**The problem:** Search the data for the string "ЧАНИЕ" and gather each line it is in.

==========

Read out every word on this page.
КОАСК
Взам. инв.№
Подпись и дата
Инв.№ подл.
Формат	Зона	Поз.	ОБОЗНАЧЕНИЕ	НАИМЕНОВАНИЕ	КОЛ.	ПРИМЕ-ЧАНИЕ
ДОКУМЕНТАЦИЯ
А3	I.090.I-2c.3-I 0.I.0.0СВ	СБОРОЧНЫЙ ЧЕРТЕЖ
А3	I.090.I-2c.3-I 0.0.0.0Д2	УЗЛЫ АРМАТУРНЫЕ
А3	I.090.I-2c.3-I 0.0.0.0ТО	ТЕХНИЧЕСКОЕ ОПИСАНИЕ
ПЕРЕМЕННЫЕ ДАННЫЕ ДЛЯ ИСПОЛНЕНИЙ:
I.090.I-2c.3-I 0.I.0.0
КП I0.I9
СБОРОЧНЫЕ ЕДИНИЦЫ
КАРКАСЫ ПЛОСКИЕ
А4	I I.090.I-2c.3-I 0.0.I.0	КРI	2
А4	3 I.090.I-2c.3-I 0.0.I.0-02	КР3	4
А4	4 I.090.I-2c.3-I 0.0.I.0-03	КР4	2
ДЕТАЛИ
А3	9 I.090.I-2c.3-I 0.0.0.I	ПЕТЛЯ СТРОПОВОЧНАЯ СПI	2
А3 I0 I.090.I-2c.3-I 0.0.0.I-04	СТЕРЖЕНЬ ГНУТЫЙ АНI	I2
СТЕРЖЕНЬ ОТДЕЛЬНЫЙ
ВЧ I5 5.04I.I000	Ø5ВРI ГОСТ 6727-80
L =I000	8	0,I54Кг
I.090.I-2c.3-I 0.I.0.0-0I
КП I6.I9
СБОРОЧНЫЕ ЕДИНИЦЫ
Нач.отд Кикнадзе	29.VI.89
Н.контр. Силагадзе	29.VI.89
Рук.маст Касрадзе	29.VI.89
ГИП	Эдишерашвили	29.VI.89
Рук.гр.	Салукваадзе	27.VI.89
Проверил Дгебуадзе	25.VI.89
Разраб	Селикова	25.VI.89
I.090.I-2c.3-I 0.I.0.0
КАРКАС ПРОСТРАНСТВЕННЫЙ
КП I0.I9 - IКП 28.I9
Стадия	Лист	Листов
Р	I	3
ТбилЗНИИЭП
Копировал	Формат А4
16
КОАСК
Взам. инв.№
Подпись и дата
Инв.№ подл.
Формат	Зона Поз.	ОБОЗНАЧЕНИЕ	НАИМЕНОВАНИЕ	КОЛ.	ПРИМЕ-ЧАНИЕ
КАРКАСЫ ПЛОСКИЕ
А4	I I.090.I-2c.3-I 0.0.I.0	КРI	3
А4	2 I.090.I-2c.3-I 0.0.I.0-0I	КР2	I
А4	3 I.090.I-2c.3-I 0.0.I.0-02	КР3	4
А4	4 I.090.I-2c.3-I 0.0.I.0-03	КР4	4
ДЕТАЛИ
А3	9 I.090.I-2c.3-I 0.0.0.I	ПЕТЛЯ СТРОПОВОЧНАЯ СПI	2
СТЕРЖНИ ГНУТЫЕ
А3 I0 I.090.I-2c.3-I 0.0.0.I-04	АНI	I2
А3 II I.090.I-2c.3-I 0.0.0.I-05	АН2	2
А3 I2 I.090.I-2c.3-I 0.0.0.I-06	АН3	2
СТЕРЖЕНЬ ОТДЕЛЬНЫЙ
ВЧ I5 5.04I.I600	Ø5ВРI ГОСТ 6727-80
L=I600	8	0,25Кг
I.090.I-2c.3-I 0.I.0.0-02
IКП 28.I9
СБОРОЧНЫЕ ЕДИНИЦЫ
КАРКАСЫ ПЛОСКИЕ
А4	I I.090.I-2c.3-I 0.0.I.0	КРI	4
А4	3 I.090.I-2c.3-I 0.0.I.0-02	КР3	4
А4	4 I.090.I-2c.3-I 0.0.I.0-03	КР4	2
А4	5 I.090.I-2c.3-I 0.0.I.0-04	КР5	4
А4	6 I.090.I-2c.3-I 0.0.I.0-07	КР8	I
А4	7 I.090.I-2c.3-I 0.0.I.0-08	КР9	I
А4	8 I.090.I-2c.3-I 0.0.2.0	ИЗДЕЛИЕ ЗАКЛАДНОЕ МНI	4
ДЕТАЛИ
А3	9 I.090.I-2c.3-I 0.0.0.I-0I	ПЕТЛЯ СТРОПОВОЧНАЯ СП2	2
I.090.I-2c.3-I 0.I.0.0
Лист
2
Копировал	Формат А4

==========

**Completed task:**
Формат	Зона	Поз.	ОБОЗНАЧЕНИЕ	НАИМЕНОВАНИЕ	КОЛ.	ПРИМЕ-ЧАНИЕ
Формат	Зона Поз.	ОБОЗНАЧЕНИЕ	НАИМЕНОВАНИЕ	КОЛ.	ПРИМЕ-ЧАНИЕ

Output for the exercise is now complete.